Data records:
⁂

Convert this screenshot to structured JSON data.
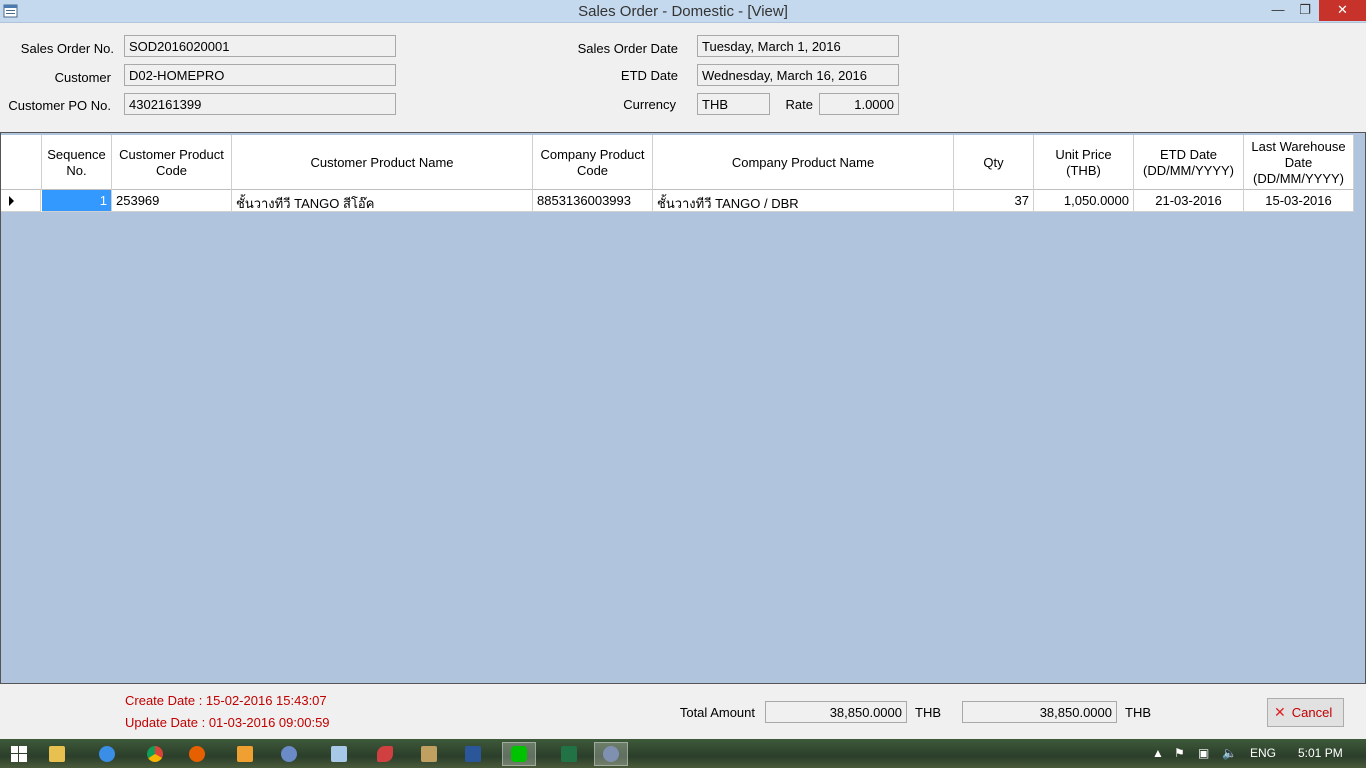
{
  "window": {
    "title": "Sales Order - Domestic - [View]",
    "minimize_glyph": "—",
    "maximize_glyph": "❐",
    "close_glyph": "✕"
  },
  "form": {
    "sales_order_no_label": "Sales Order No.",
    "sales_order_no": "SOD2016020001",
    "customer_label": "Customer",
    "customer": "D02-HOMEPRO",
    "customer_po_label": "Customer PO No.",
    "customer_po": "4302161399",
    "sales_order_date_label": "Sales Order Date",
    "sales_order_date": "Tuesday, March 1, 2016",
    "etd_date_label": "ETD Date",
    "etd_date": "Wednesday, March 16, 2016",
    "currency_label": "Currency",
    "currency": "THB",
    "rate_label": "Rate",
    "rate": "1.0000"
  },
  "grid": {
    "columns": [
      "Sequence No.",
      "Customer Product Code",
      "Customer Product Name",
      "Company Product Code",
      "Company Product Name",
      "Qty",
      "Unit Price (THB)",
      "ETD Date (DD/MM/YYYY)",
      "Last Warehouse Date (DD/MM/YYYY)"
    ],
    "rows": [
      {
        "seq": "1",
        "cust_code": "253969",
        "cust_name": "ชั้นวางทีวี TANGO สีโอ๊ค",
        "comp_code": "8853136003993",
        "comp_name": "ชั้นวางทีวี TANGO / DBR",
        "qty": "37",
        "unit_price": "1,050.0000",
        "etd": "21-03-2016",
        "last_wh": "15-03-2016"
      }
    ]
  },
  "footer": {
    "create_date": "Create Date : 15-02-2016 15:43:07",
    "update_date": "Update Date : 01-03-2016 09:00:59",
    "total_label": "Total Amount",
    "total_1": "38,850.0000",
    "currency_1": "THB",
    "total_2": "38,850.0000",
    "currency_2": "THB",
    "cancel_label": "Cancel"
  },
  "taskbar": {
    "language": "ENG",
    "clock": "5:01 PM"
  }
}
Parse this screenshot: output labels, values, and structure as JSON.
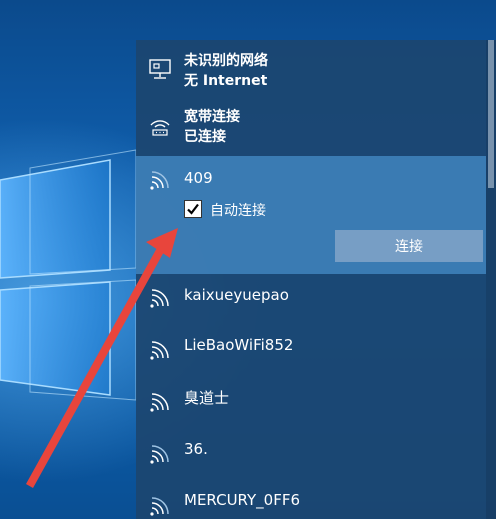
{
  "networks": {
    "unidentified": {
      "title": "未识别的网络",
      "status": "无 Internet",
      "icon": "wired-monitor-icon"
    },
    "broadband": {
      "title": "宽带连接",
      "status": "已连接",
      "icon": "dialup-icon"
    },
    "selected": {
      "name": "409",
      "auto_connect_label": "自动连接",
      "auto_connect_checked": true,
      "connect_label": "连接",
      "icon": "wifi-icon"
    },
    "list": [
      {
        "name": "kaixueyuepao",
        "icon": "wifi-icon"
      },
      {
        "name": "LieBaoWiFi852",
        "icon": "wifi-icon"
      },
      {
        "name": "臭道士",
        "icon": "wifi-icon"
      },
      {
        "name": "36.",
        "icon": "wifi-icon"
      },
      {
        "name": "MERCURY_0FF6",
        "icon": "wifi-icon"
      }
    ]
  },
  "annotation": {
    "color": "#e8453c"
  },
  "colors": {
    "flyout_bg": "#1c4670",
    "selected_bg": "#468cc8",
    "button_bg": "#82a5c8"
  }
}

⁂

## AIM OF THE EXERCISE
Copy out each line of the entries that holds "JSON".

## SOLVED EXERCISE
Convert this screenshot to structured JSON data.
Parse this screenshot: output labels, values, and structure as JSON.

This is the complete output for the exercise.